- **Stated exercise**: Whenever a line contains the string "time", copy it out of the entries.

- **Given records**:
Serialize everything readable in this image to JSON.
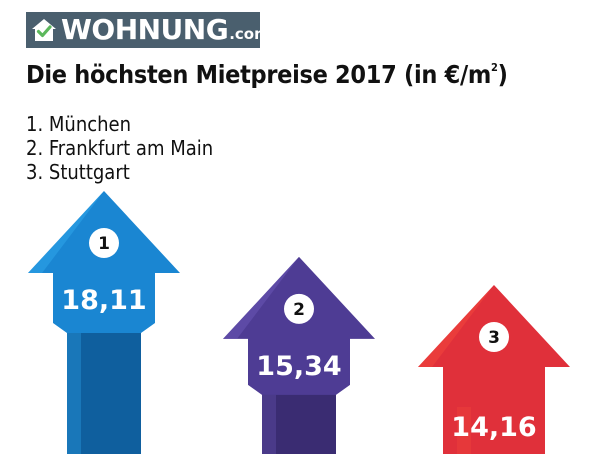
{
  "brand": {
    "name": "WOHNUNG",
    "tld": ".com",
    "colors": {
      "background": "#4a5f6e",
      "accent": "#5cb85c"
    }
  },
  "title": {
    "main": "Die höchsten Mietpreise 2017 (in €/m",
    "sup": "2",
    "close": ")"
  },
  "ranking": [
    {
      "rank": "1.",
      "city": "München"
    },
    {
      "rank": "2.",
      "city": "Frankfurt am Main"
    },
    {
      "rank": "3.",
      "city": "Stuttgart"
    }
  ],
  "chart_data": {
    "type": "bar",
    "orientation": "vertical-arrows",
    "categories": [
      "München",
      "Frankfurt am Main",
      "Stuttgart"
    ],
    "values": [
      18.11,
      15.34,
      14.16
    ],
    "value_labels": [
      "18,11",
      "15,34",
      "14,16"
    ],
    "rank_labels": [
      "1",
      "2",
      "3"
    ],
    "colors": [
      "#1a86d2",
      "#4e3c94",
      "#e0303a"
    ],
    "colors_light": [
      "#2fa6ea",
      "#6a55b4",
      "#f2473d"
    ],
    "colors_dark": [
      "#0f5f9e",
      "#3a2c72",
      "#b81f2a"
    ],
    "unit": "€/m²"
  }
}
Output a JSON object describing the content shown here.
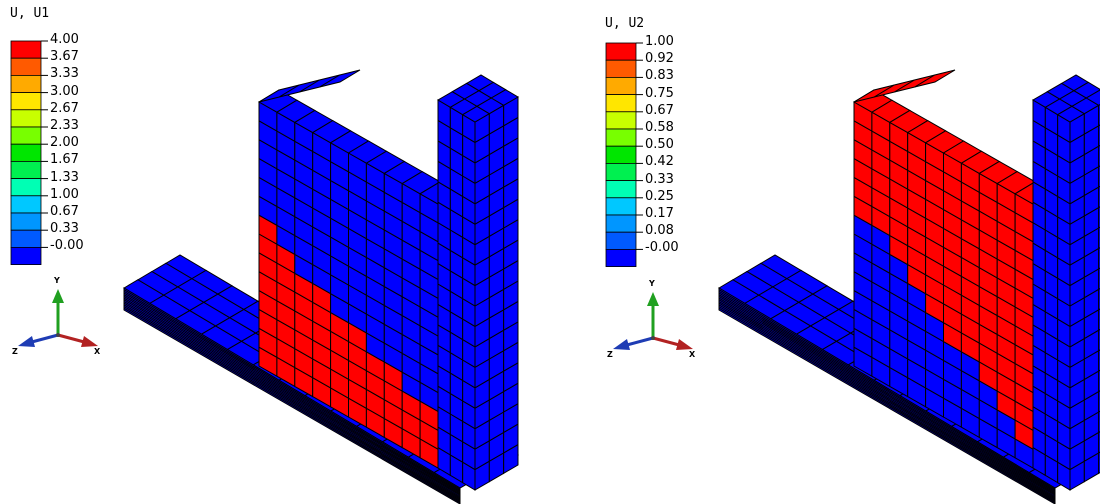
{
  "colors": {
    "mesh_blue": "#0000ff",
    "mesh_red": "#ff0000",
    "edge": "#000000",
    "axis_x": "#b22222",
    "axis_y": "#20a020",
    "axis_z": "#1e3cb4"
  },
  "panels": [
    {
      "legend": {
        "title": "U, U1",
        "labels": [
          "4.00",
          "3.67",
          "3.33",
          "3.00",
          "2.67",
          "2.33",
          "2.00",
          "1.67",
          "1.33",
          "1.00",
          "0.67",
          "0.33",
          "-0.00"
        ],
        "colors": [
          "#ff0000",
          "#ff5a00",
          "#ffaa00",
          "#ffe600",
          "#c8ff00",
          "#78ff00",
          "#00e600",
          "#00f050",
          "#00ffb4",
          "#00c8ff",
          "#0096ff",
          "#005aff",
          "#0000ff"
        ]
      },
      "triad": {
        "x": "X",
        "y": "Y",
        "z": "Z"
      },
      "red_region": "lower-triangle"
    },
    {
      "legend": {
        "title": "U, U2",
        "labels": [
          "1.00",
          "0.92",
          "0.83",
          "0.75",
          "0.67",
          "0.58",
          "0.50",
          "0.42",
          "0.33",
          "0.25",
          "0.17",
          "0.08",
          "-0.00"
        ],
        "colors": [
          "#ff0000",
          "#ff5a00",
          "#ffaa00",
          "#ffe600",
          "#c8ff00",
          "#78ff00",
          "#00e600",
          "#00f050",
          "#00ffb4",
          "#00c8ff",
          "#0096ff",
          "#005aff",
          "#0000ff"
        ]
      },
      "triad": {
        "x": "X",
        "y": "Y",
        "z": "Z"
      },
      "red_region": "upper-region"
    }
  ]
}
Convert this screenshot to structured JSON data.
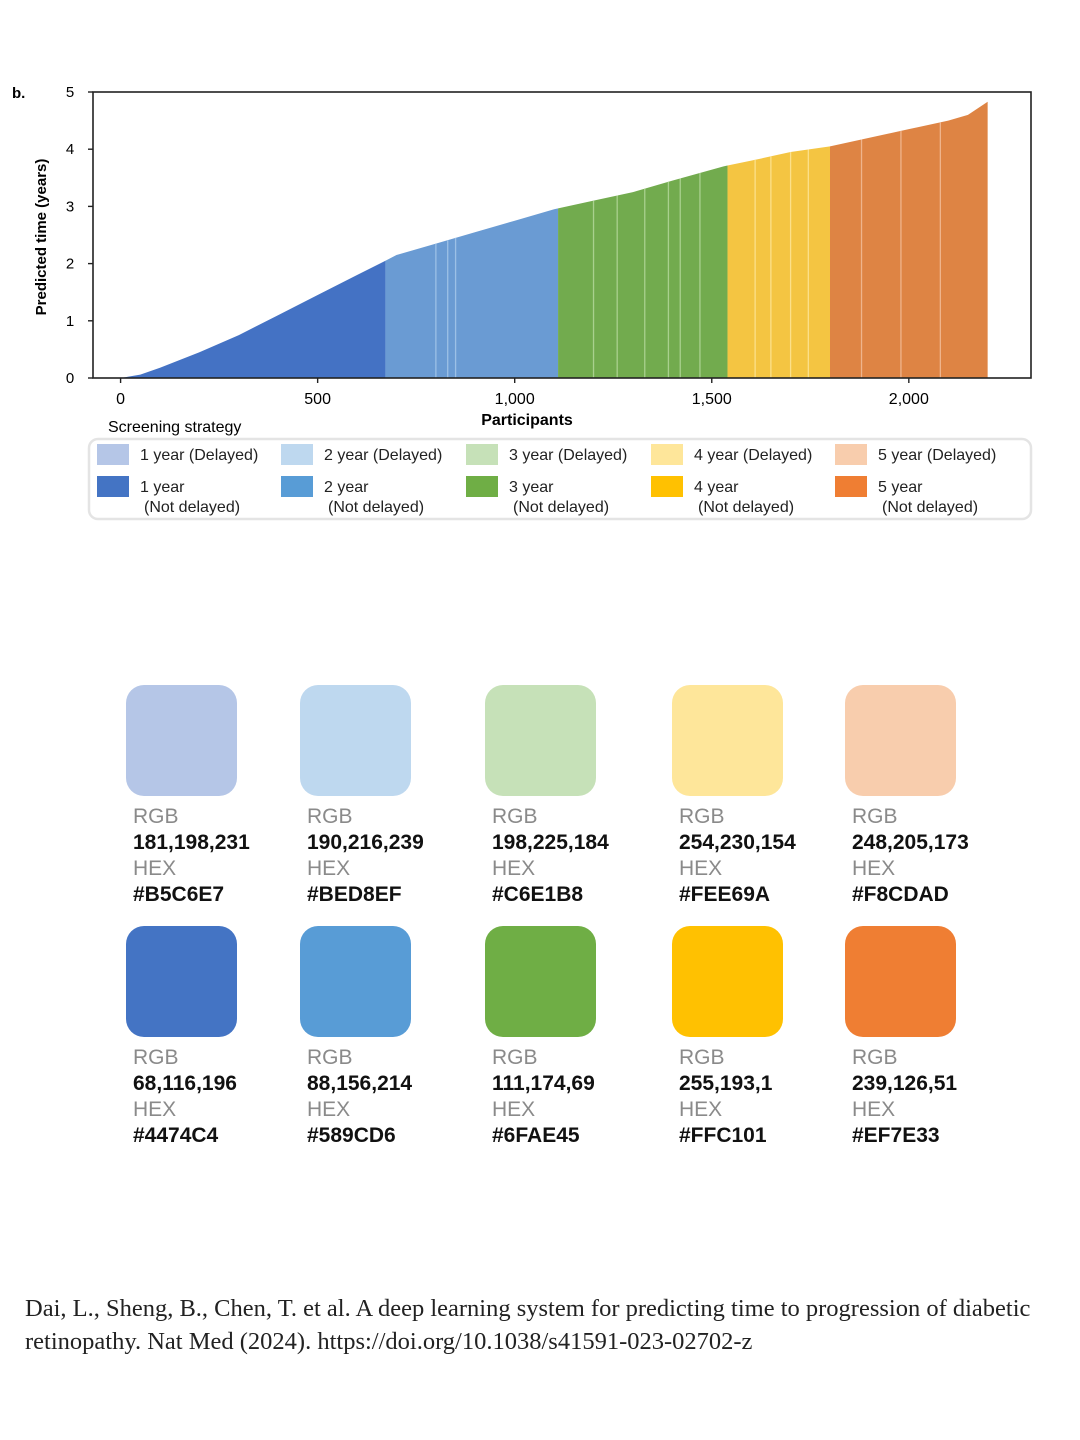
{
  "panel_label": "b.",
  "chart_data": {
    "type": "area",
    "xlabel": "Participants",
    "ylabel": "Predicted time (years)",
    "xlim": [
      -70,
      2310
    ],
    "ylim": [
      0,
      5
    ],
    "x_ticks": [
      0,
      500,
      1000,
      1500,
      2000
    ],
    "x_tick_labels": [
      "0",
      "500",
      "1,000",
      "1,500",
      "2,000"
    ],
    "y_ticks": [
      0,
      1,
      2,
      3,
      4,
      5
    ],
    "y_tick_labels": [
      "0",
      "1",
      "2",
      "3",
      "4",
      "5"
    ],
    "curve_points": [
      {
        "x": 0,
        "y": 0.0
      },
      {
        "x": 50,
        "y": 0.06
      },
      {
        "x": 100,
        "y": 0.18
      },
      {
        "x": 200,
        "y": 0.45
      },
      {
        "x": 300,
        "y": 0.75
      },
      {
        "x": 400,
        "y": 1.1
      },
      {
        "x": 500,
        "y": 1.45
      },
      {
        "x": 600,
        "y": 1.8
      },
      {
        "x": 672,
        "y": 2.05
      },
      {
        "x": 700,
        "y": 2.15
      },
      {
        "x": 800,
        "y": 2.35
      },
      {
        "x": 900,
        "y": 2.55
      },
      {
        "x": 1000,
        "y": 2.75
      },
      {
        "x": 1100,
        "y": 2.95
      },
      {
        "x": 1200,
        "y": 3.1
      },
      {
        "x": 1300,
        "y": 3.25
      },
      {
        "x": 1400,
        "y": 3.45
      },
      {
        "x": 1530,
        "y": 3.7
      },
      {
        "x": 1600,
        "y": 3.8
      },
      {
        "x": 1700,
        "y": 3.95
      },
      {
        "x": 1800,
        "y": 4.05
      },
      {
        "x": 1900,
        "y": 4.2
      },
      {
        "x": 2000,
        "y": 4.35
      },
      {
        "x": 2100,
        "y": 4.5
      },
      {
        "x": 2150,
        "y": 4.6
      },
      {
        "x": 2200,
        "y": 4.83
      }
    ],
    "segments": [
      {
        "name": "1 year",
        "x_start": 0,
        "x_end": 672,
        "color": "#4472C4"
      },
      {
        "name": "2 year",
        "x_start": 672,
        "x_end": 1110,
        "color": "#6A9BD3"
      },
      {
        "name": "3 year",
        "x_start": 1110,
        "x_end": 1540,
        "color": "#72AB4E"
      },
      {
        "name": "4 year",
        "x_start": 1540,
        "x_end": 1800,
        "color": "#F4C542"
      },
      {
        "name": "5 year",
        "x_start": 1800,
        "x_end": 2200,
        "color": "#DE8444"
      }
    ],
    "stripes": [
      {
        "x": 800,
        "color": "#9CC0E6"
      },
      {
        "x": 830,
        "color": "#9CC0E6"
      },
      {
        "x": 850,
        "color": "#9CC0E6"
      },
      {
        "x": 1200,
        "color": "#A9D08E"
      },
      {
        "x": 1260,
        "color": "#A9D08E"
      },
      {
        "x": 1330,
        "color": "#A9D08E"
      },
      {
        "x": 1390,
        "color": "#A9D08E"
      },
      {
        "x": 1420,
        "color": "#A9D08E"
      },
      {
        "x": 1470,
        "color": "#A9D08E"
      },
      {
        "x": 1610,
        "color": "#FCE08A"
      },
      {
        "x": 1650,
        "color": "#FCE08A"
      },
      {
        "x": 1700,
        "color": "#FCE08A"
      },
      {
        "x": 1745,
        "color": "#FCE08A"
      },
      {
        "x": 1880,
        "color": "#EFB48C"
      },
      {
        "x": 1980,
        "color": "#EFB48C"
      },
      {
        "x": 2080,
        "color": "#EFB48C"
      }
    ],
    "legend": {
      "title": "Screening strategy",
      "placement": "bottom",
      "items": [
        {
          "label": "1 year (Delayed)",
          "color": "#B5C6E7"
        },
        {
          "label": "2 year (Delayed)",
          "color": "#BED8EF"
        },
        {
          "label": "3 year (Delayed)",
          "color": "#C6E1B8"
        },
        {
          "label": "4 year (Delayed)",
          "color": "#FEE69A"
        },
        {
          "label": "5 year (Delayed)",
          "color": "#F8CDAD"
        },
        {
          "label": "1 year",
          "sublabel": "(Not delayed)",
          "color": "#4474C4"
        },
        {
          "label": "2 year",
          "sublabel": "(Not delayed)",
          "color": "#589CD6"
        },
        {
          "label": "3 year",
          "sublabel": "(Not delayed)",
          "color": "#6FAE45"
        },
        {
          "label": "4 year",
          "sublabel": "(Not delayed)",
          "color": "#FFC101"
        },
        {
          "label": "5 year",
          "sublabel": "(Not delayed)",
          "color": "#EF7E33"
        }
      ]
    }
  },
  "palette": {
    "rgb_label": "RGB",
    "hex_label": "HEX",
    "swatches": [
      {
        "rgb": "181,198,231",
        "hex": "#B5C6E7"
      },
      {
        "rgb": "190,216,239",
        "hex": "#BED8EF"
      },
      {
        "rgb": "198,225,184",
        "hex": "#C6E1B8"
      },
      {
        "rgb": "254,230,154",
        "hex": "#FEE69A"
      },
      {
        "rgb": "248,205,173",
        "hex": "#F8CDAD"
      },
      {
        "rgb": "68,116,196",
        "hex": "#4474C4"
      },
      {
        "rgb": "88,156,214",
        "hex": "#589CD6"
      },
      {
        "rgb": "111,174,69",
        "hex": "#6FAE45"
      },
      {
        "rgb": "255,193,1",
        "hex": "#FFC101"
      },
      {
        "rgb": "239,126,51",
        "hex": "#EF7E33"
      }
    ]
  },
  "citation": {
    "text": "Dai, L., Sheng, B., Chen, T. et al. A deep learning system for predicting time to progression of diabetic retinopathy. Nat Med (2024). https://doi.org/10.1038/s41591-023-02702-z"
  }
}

==

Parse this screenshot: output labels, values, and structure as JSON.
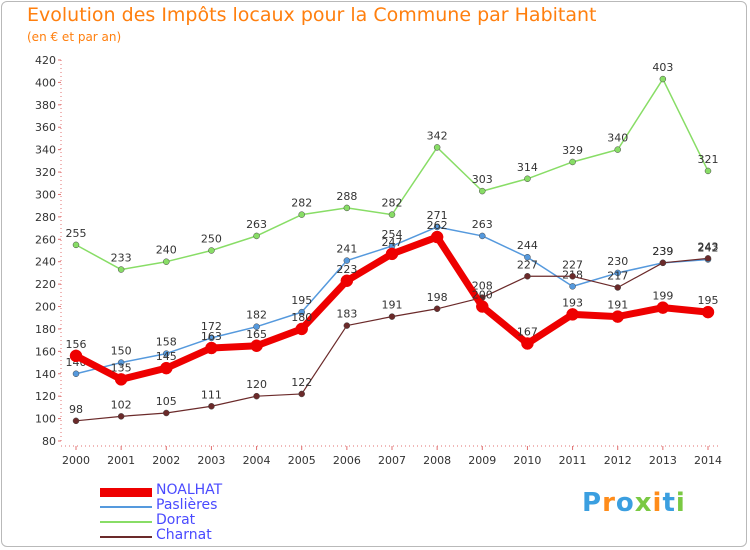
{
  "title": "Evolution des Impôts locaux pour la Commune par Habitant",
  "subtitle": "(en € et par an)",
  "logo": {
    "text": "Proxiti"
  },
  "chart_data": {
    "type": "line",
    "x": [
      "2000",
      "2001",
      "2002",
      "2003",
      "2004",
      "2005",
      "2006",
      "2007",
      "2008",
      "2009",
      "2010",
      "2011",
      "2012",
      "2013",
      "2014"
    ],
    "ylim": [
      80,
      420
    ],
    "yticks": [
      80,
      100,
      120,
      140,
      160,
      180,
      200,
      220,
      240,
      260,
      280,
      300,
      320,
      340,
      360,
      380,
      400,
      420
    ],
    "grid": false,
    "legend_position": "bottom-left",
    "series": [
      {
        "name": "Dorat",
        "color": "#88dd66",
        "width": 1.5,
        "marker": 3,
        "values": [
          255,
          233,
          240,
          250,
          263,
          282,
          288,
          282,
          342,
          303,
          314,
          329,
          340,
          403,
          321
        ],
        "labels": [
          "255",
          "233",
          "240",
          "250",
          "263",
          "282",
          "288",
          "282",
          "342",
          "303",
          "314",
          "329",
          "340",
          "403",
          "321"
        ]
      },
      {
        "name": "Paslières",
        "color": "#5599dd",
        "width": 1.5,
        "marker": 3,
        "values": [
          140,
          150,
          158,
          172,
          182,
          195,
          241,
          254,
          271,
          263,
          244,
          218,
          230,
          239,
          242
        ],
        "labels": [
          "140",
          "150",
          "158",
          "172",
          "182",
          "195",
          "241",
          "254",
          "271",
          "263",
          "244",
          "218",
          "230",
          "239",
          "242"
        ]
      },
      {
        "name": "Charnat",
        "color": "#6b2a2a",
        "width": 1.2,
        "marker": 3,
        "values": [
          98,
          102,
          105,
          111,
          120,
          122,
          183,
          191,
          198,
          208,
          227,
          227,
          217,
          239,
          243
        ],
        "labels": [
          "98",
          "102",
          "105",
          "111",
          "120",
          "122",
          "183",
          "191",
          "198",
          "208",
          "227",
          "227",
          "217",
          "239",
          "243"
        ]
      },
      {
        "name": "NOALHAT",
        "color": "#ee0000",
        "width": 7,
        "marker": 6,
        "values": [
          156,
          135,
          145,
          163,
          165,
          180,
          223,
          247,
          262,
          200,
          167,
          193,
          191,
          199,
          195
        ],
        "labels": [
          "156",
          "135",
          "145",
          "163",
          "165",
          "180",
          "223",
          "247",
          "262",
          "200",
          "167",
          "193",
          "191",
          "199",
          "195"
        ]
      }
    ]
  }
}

- **The result**:
    "ylabel": "Predicted time (years)",
    "text": "Dai, L., Sheng, B., Chen, T. et al. A deep learning system for predicting time to progression of diabetic retinopathy. Nat Med (2024). https://doi.org/10.1038/s41591-023-02702-z"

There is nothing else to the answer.